* start LISTED ENTRIES *
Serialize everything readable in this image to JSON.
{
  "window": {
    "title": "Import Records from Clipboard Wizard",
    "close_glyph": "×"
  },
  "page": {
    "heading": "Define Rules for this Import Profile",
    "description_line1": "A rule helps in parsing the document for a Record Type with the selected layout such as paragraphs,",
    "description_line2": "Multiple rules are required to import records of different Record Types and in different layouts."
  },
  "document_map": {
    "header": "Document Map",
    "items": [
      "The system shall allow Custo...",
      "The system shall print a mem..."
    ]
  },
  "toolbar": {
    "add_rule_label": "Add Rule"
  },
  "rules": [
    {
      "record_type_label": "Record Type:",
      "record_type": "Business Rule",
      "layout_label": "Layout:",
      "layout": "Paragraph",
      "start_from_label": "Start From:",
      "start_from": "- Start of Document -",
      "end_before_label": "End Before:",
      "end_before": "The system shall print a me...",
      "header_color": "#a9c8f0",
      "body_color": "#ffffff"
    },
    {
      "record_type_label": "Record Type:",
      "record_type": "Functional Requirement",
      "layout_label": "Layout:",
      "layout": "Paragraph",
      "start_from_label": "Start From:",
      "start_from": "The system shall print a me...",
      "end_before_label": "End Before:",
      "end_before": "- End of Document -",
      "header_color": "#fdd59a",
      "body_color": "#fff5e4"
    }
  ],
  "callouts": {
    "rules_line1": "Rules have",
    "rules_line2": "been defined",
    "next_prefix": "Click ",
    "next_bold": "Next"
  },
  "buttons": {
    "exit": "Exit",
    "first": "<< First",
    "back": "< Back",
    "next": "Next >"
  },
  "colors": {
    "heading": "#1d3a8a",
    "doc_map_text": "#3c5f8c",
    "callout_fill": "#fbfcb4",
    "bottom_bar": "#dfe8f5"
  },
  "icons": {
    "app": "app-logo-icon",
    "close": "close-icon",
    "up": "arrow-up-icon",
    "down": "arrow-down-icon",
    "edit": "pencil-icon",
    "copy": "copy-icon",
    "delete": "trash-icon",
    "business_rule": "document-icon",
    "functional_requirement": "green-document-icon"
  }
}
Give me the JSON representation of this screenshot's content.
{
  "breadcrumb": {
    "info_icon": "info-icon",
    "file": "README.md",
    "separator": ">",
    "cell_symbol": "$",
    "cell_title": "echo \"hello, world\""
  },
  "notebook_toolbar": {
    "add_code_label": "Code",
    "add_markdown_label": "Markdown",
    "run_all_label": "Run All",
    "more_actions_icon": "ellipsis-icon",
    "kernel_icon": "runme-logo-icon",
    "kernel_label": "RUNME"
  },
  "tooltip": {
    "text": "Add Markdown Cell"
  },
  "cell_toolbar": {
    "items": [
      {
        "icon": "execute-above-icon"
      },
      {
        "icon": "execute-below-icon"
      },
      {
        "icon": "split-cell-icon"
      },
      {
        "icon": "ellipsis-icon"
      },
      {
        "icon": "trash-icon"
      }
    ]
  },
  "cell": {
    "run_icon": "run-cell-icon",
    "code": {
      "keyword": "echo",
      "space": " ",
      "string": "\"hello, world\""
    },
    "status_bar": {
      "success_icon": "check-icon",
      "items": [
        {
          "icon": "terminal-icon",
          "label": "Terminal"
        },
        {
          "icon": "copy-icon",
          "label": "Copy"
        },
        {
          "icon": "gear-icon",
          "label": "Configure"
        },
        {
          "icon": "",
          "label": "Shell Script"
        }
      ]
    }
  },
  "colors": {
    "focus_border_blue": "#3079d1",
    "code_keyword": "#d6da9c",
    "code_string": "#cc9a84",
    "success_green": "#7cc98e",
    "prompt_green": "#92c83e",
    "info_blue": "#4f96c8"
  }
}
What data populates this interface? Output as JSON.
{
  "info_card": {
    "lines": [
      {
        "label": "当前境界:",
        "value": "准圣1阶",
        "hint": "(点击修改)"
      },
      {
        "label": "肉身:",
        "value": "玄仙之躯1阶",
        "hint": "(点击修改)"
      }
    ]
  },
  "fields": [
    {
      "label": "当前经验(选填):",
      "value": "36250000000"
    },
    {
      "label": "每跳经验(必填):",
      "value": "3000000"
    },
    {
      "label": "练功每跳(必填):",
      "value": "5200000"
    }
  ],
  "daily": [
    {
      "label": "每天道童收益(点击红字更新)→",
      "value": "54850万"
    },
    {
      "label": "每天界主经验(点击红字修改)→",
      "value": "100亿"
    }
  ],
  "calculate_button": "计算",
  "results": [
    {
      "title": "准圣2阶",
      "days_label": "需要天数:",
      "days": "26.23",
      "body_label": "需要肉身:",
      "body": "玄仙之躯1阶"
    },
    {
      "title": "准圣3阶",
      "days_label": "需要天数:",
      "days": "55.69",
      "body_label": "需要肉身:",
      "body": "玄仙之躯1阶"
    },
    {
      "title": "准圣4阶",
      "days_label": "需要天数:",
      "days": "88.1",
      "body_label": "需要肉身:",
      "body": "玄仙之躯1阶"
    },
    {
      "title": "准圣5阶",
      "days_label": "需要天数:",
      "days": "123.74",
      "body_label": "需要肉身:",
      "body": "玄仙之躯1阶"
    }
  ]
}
* end LISTED ENTRIES *
## EXERCISE BRIEF:
Look through the entries above; copy each line where the string "this" appears.

## WRITTEN SOLUTION:
Serialize everything readable in this image to JSON.
    "heading": "Define Rules for this Import Profile",
Give me the JSON representation of this screenshot's content.
What data populates this interface? Output as JSON.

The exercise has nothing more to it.